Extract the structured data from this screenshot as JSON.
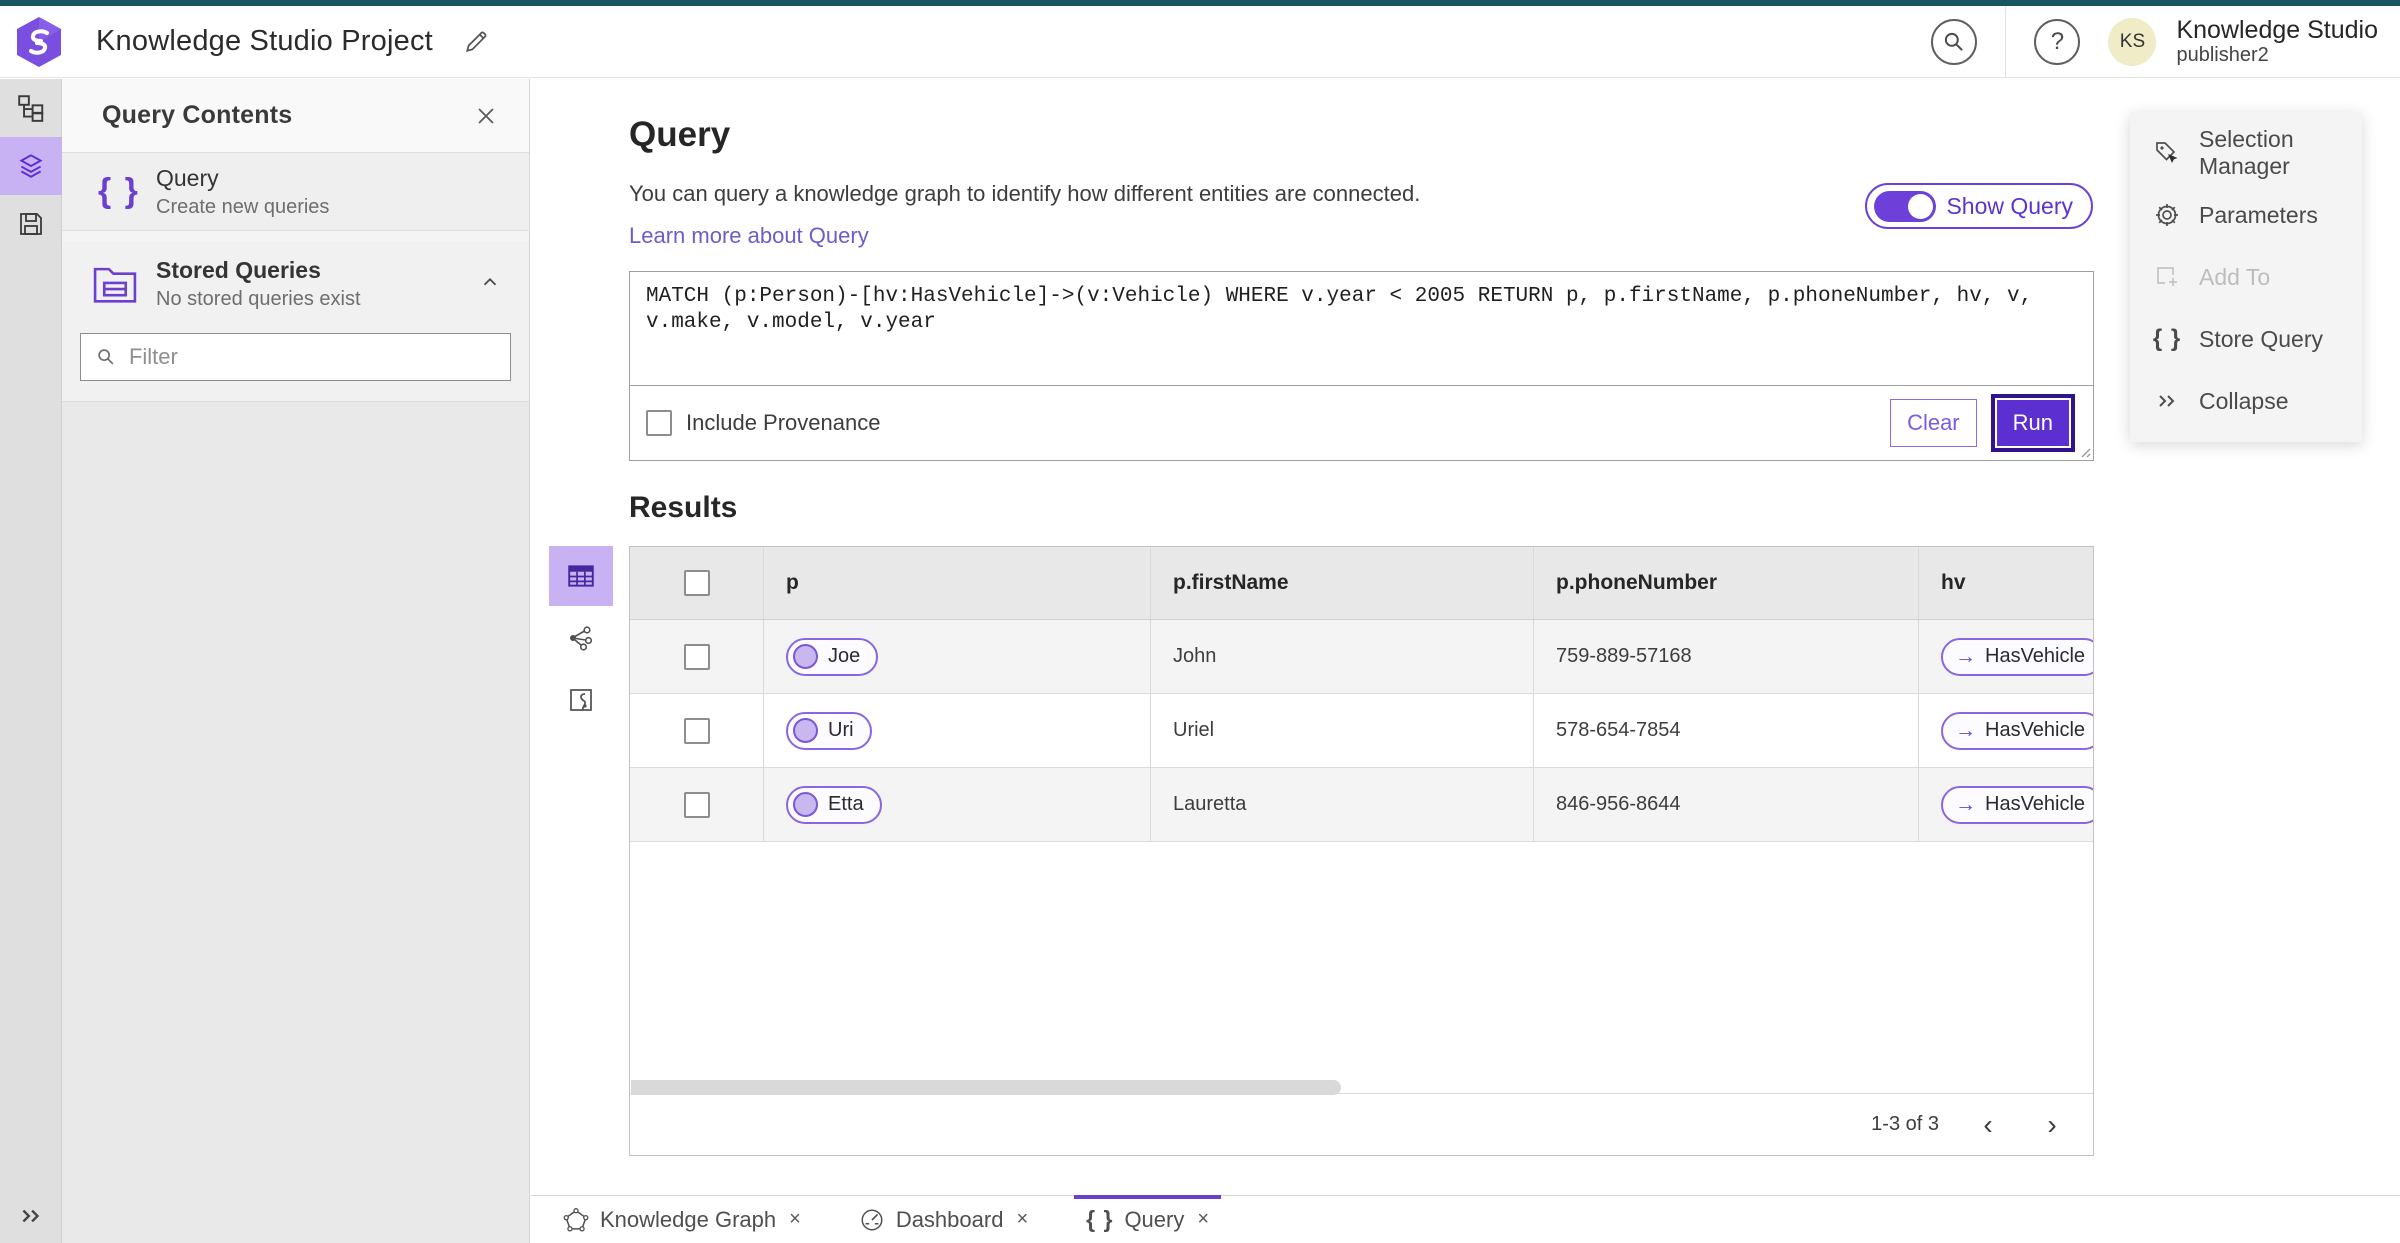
{
  "app": {
    "window_title": "Knowledge Studio Project",
    "product_name": "Knowledge Studio",
    "user_name": "publisher2",
    "avatar_initials": "KS",
    "help_glyph": "?"
  },
  "left_rail": {
    "items": [
      {
        "icon": "hierarchy-icon",
        "selected": false
      },
      {
        "icon": "layers-icon",
        "selected": true
      },
      {
        "icon": "save-icon",
        "selected": false
      }
    ],
    "expand_icon": "double-chevron-right-icon"
  },
  "query_contents_panel": {
    "title": "Query Contents",
    "close_icon": "close-icon",
    "query_item": {
      "icon": "braces-icon",
      "braces": "{ }",
      "title": "Query",
      "subtitle": "Create new queries"
    },
    "stored_queries": {
      "icon": "folder-icon",
      "title": "Stored Queries",
      "subtitle": "No stored queries exist",
      "collapse_icon": "chevron-up-icon"
    },
    "filter": {
      "icon": "search-icon",
      "placeholder": "Filter"
    }
  },
  "query_section": {
    "title": "Query",
    "description": "You can query a knowledge graph to identify how different entities are connected.",
    "learn_more_link": "Learn more about Query",
    "show_query_label": "Show Query",
    "show_query_on": true,
    "query_text": "MATCH (p:Person)-[hv:HasVehicle]->(v:Vehicle) WHERE v.year < 2005 RETURN p, p.firstName, p.phoneNumber, hv, v, v.make, v.model, v.year",
    "include_provenance_label": "Include Provenance",
    "include_provenance_checked": false,
    "clear_label": "Clear",
    "run_label": "Run"
  },
  "results": {
    "title": "Results",
    "view_icons": [
      "table-icon",
      "graph-icon",
      "map-icon"
    ],
    "columns": {
      "c1": "p",
      "c2": "p.firstName",
      "c3": "p.phoneNumber",
      "c4": "hv"
    },
    "rows": [
      {
        "p": "Joe",
        "firstName": "John",
        "phoneNumber": "759-889-57168",
        "hv": "HasVehicle",
        "hv_arrow": "→"
      },
      {
        "p": "Uri",
        "firstName": "Uriel",
        "phoneNumber": "578-654-7854",
        "hv": "HasVehicle",
        "hv_arrow": "→"
      },
      {
        "p": "Etta",
        "firstName": "Lauretta",
        "phoneNumber": "846-956-8644",
        "hv": "HasVehicle",
        "hv_arrow": "→"
      }
    ],
    "pagination": {
      "range_text": "1-3 of 3",
      "prev_glyph": "‹",
      "next_glyph": "›"
    }
  },
  "tools_panel": {
    "items": [
      {
        "label": "Selection Manager",
        "icon": "tag-cursor-icon",
        "disabled": false
      },
      {
        "label": "Parameters",
        "icon": "gear-icon",
        "disabled": false
      },
      {
        "label": "Add To",
        "icon": "add-to-icon",
        "disabled": true
      },
      {
        "label": "Store Query",
        "icon": "braces-icon",
        "braces": "{ }",
        "disabled": false
      },
      {
        "label": "Collapse",
        "icon": "double-chevron-right-icon",
        "disabled": false
      }
    ]
  },
  "tabs": [
    {
      "label": "Knowledge Graph",
      "icon": "knowledge-graph-icon",
      "close": "×",
      "active": false
    },
    {
      "label": "Dashboard",
      "icon": "dashboard-icon",
      "close": "×",
      "active": false
    },
    {
      "label": "Query",
      "icon": "braces-icon",
      "braces": "{ }",
      "close": "×",
      "active": true
    }
  ],
  "colors": {
    "accent_purple": "#6d41d9",
    "run_button": "#5b2fd0",
    "run_focus_ring": "#31128f",
    "selected_rail_bg": "#c9b2f4",
    "link_purple": "#6d5cc9",
    "top_strip_teal": "#19555e",
    "avatar_bg": "#f0ecc8",
    "pill_border": "#8a66e3",
    "pill_node_fill": "#c9b8f0"
  }
}
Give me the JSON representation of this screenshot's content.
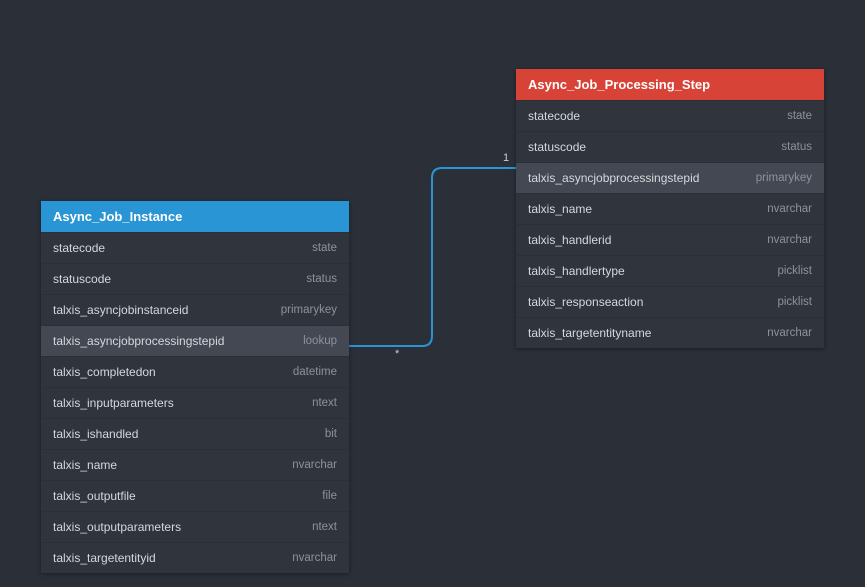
{
  "entities": {
    "asyncJobInstance": {
      "title": "Async_Job_Instance",
      "attrs": [
        {
          "name": "statecode",
          "type": "state"
        },
        {
          "name": "statuscode",
          "type": "status"
        },
        {
          "name": "talxis_asyncjobinstanceid",
          "type": "primarykey"
        },
        {
          "name": "talxis_asyncjobprocessingstepid",
          "type": "lookup"
        },
        {
          "name": "talxis_completedon",
          "type": "datetime"
        },
        {
          "name": "talxis_inputparameters",
          "type": "ntext"
        },
        {
          "name": "talxis_ishandled",
          "type": "bit"
        },
        {
          "name": "talxis_name",
          "type": "nvarchar"
        },
        {
          "name": "talxis_outputfile",
          "type": "file"
        },
        {
          "name": "talxis_outputparameters",
          "type": "ntext"
        },
        {
          "name": "talxis_targetentityid",
          "type": "nvarchar"
        }
      ]
    },
    "asyncJobProcessingStep": {
      "title": "Async_Job_Processing_Step",
      "attrs": [
        {
          "name": "statecode",
          "type": "state"
        },
        {
          "name": "statuscode",
          "type": "status"
        },
        {
          "name": "talxis_asyncjobprocessingstepid",
          "type": "primarykey"
        },
        {
          "name": "talxis_name",
          "type": "nvarchar"
        },
        {
          "name": "talxis_handlerid",
          "type": "nvarchar"
        },
        {
          "name": "talxis_handlertype",
          "type": "picklist"
        },
        {
          "name": "talxis_responseaction",
          "type": "picklist"
        },
        {
          "name": "talxis_targetentityname",
          "type": "nvarchar"
        }
      ]
    }
  },
  "relation": {
    "leftCardinality": "*",
    "rightCardinality": "1"
  }
}
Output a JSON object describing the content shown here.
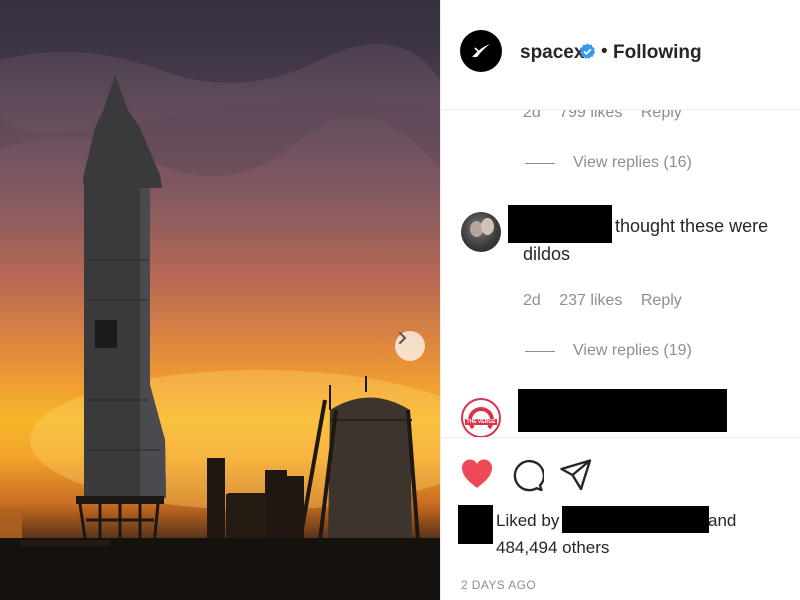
{
  "post": {
    "username": "spacex",
    "follow_separator": "•",
    "follow_status": "Following",
    "verified_color": "#3897f0",
    "photo_alt": ""
  },
  "comments": [
    {
      "age": "2d",
      "likes": "799 likes",
      "reply_label": "Reply",
      "view_replies": "View replies (16)"
    },
    {
      "author": "",
      "text_line1": "thought these were",
      "text_line2": "dildos",
      "age": "2d",
      "likes": "237 likes",
      "reply_label": "Reply",
      "view_replies": "View replies (19)"
    },
    {
      "author": "",
      "avatar_logo": "THE VERGE"
    }
  ],
  "actions": {
    "like_icon": "heart-icon",
    "comment_icon": "comment-icon",
    "share_icon": "share-icon",
    "liked_state_color": "#ed4956"
  },
  "likes": {
    "liked_by_prefix": "Liked by",
    "and_label": "and",
    "others_count": "484,494 others"
  },
  "timestamp": "2 DAYS AGO"
}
○ ○ ○ ○ ○ ○ ○
== Exercise ==
Without the images, write out each line of the data verbatim.

== Correct response ==
Extract the structured data from this screenshot as JSON.
{
  "app": {
    "window_title": "Knowledge Studio Project",
    "product_name": "Knowledge Studio",
    "user_name": "publisher2",
    "avatar_initials": "KS",
    "help_glyph": "?"
  },
  "left_rail": {
    "items": [
      {
        "icon": "hierarchy-icon",
        "selected": false
      },
      {
        "icon": "layers-icon",
        "selected": true
      },
      {
        "icon": "save-icon",
        "selected": false
      }
    ],
    "expand_icon": "double-chevron-right-icon"
  },
  "query_contents_panel": {
    "title": "Query Contents",
    "close_icon": "close-icon",
    "query_item": {
      "icon": "braces-icon",
      "braces": "{ }",
      "title": "Query",
      "subtitle": "Create new queries"
    },
    "stored_queries": {
      "icon": "folder-icon",
      "title": "Stored Queries",
      "subtitle": "No stored queries exist",
      "collapse_icon": "chevron-up-icon"
    },
    "filter": {
      "icon": "search-icon",
      "placeholder": "Filter"
    }
  },
  "query_section": {
    "title": "Query",
    "description": "You can query a knowledge graph to identify how different entities are connected.",
    "learn_more_link": "Learn more about Query",
    "show_query_label": "Show Query",
    "show_query_on": true,
    "query_text": "MATCH (p:Person)-[hv:HasVehicle]->(v:Vehicle) WHERE v.year < 2005 RETURN p, p.firstName, p.phoneNumber, hv, v, v.make, v.model, v.year",
    "include_provenance_label": "Include Provenance",
    "include_provenance_checked": false,
    "clear_label": "Clear",
    "run_label": "Run"
  },
  "results": {
    "title": "Results",
    "view_icons": [
      "table-icon",
      "graph-icon",
      "map-icon"
    ],
    "columns": {
      "c1": "p",
      "c2": "p.firstName",
      "c3": "p.phoneNumber",
      "c4": "hv"
    },
    "rows": [
      {
        "p": "Joe",
        "firstName": "John",
        "phoneNumber": "759-889-57168",
        "hv": "HasVehicle",
        "hv_arrow": "→"
      },
      {
        "p": "Uri",
        "firstName": "Uriel",
        "phoneNumber": "578-654-7854",
        "hv": "HasVehicle",
        "hv_arrow": "→"
      },
      {
        "p": "Etta",
        "firstName": "Lauretta",
        "phoneNumber": "846-956-8644",
        "hv": "HasVehicle",
        "hv_arrow": "→"
      }
    ],
    "pagination": {
      "range_text": "1-3 of 3",
      "prev_glyph": "‹",
      "next_glyph": "›"
    }
  },
  "tools_panel": {
    "items": [
      {
        "label": "Selection Manager",
        "icon": "tag-cursor-icon",
        "disabled": false
      },
      {
        "label": "Parameters",
        "icon": "gear-icon",
        "disabled": false
      },
      {
        "label": "Add To",
        "icon": "add-to-icon",
        "disabled": true
      },
      {
        "label": "Store Query",
        "icon": "braces-icon",
        "braces": "{ }",
        "disabled": false
      },
      {
        "label": "Collapse",
        "icon": "double-chevron-right-icon",
        "disabled": false
      }
    ]
  },
  "tabs": [
    {
      "label": "Knowledge Graph",
      "icon": "knowledge-graph-icon",
      "close": "×",
      "active": false
    },
    {
      "label": "Dashboard",
      "icon": "dashboard-icon",
      "close": "×",
      "active": false
    },
    {
      "label": "Query",
      "icon": "braces-icon",
      "braces": "{ }",
      "close": "×",
      "active": true
    }
  ],
  "colors": {
    "accent_purple": "#6d41d9",
    "run_button": "#5b2fd0",
    "run_focus_ring": "#31128f",
    "selected_rail_bg": "#c9b2f4",
    "link_purple": "#6d5cc9",
    "top_strip_teal": "#19555e",
    "avatar_bg": "#f0ecc8",
    "pill_border": "#8a66e3",
    "pill_node_fill": "#c9b8f0"
  }
}
Give me the JSON representation of this screenshot's content.
{
  "entities": {
    "asyncJobInstance": {
      "title": "Async_Job_Instance",
      "attrs": [
        {
          "name": "statecode",
          "type": "state"
        },
        {
          "name": "statuscode",
          "type": "status"
        },
        {
          "name": "talxis_asyncjobinstanceid",
          "type": "primarykey"
        },
        {
          "name": "talxis_asyncjobprocessingstepid",
          "type": "lookup"
        },
        {
          "name": "talxis_completedon",
          "type": "datetime"
        },
        {
          "name": "talxis_inputparameters",
          "type": "ntext"
        },
        {
          "name": "talxis_ishandled",
          "type": "bit"
        },
        {
          "name": "talxis_name",
          "type": "nvarchar"
        },
        {
          "name": "talxis_outputfile",
          "type": "file"
        },
        {
          "name": "talxis_outputparameters",
          "type": "ntext"
        },
        {
          "name": "talxis_targetentityid",
          "type": "nvarchar"
        }
      ]
    },
    "asyncJobProcessingStep": {
      "title": "Async_Job_Processing_Step",
      "attrs": [
        {
          "name": "statecode",
          "type": "state"
        },
        {
          "name": "statuscode",
          "type": "status"
        },
        {
          "name": "talxis_asyncjobprocessingstepid",
          "type": "primarykey"
        },
        {
          "name": "talxis_name",
          "type": "nvarchar"
        },
        {
          "name": "talxis_handlerid",
          "type": "nvarchar"
        },
        {
          "name": "talxis_handlertype",
          "type": "picklist"
        },
        {
          "name": "talxis_responseaction",
          "type": "picklist"
        },
        {
          "name": "talxis_targetentityname",
          "type": "nvarchar"
        }
      ]
    }
  },
  "relation": {
    "leftCardinality": "*",
    "rightCardinality": "1"
  }
}
Output a JSON object describing the content shown here.
{
  "post": {
    "username": "spacex",
    "follow_separator": "•",
    "follow_status": "Following",
    "verified_color": "#3897f0",
    "photo_alt": ""
  },
  "comments": [
    {
      "age": "2d",
      "likes": "799 likes",
      "reply_label": "Reply",
      "view_replies": "View replies (16)"
    },
    {
      "author": "",
      "text_line1": "thought these were",
      "text_line2": "dildos",
      "age": "2d",
      "likes": "237 likes",
      "reply_label": "Reply",
      "view_replies": "View replies (19)"
    },
    {
      "author": "",
      "avatar_logo": "THE VERGE"
    }
  ],
  "actions": {
    "like_icon": "heart-icon",
    "comment_icon": "comment-icon",
    "share_icon": "share-icon",
    "liked_state_color": "#ed4956"
  },
  "likes": {
    "liked_by_prefix": "Liked by",
    "and_label": "and",
    "others_count": "484,494 others"
  },
  "timestamp": "2 DAYS AGO"
}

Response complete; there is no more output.